SHORT TASK: Copy out every record below, word for word.

>> Start INFORMATION GIVEN

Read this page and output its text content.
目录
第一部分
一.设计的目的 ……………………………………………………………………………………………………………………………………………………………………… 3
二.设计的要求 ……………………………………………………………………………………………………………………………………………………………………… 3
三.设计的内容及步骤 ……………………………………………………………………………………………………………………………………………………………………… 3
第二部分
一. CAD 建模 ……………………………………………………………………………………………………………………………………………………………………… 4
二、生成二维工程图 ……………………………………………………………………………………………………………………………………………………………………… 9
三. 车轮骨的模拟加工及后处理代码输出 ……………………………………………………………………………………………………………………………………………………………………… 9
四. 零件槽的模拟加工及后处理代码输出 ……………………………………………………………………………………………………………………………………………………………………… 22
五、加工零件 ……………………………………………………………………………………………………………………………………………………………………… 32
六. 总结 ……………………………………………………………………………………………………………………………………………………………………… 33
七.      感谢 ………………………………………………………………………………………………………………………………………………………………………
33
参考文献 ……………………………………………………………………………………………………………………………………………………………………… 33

>> End INFORMATION GIVEN

COMPLETED EXERCISE:
Read this page and output its text content.
目录
第一部分
一.设计的目的 ……………………………………………………………………………………………………………………………………………………………………… 3
二.设计的要求 ……………………………………………………………………………………………………………………………………………………………………… 3
三.设计的内容及步骤 ……………………………………………………………………………………………………………………………………………………………………… 3
第二部分
一. CAD 建模 ……………………………………………………………………………………………………………………………………………………………………… 4
二、生成二维工程图 ……………………………………………………………………………………………………………………………………………………………………… 9
三. 车轮骨的模拟加工及后处理代码输出 ……………………………………………………………………………………………………………………………………………………………………… 9
四. 零件槽的模拟加工及后处理代码输出 ……………………………………………………………………………………………………………………………………………………………………… 22
五、加工零件 ……………………………………………………………………………………………………………………………………………………………………… 32
六. 总结 ……………………………………………………………………………………………………………………………………………………………………… 33
七.      感谢 ………………………………………………………………………………………………………………………………………………………………………
33
参考文献 ……………………………………………………………………………………………………………………………………………………………………… 33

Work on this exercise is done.